### GOAL
Report how many lines of the listing below include the word "Prior". Give nothing but the number.

>> begin MATERIAL SHOWN

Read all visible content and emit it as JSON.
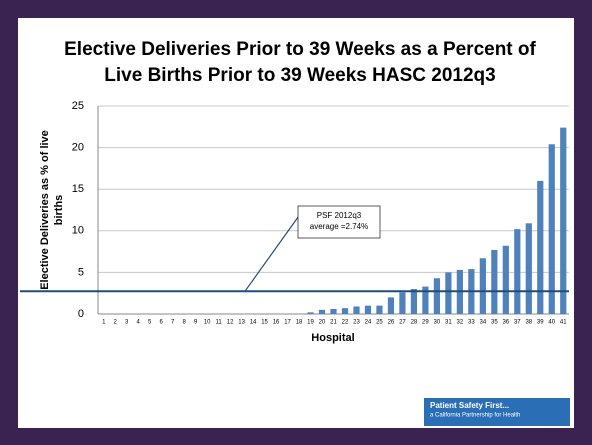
{
  "chart_data": {
    "type": "bar",
    "title": [
      "Elective Deliveries Prior to 39 Weeks as a Percent of",
      "Live Births Prior to 39 Weeks HASC 2012q3"
    ],
    "xlabel": "Hospital",
    "ylabel": [
      "Elective Deliveries as % of live",
      "births"
    ],
    "categories": [
      "1",
      "2",
      "3",
      "4",
      "5",
      "6",
      "7",
      "8",
      "9",
      "10",
      "11",
      "12",
      "13",
      "14",
      "15",
      "16",
      "17",
      "18",
      "19",
      "20",
      "21",
      "22",
      "23",
      "24",
      "25",
      "26",
      "27",
      "28",
      "29",
      "30",
      "31",
      "32",
      "33",
      "34",
      "35",
      "36",
      "37",
      "38",
      "39",
      "40",
      "41"
    ],
    "values": [
      0,
      0,
      0,
      0,
      0,
      0,
      0,
      0,
      0,
      0,
      0,
      0,
      0,
      0,
      0,
      0,
      0,
      0,
      0.2,
      0.5,
      0.6,
      0.7,
      0.9,
      1.0,
      1.0,
      2.0,
      2.6,
      3.0,
      3.3,
      4.3,
      5.0,
      5.3,
      5.4,
      6.7,
      7.7,
      8.2,
      10.2,
      10.9,
      16.0,
      20.4,
      22.4
    ],
    "color": "#4f81bd",
    "ylim": [
      0,
      25
    ],
    "yticks": [
      0,
      5,
      10,
      15,
      20,
      25
    ],
    "grid": true,
    "average": {
      "value": 2.74,
      "color": "#1f4e79",
      "label": [
        "PSF 2012q3",
        "average =2.74%"
      ]
    }
  },
  "logo": [
    "Patient Safety First...",
    "a California Partnership for Health"
  ]
}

>> end MATERIAL SHOWN

### EXERCISE ANSWER
2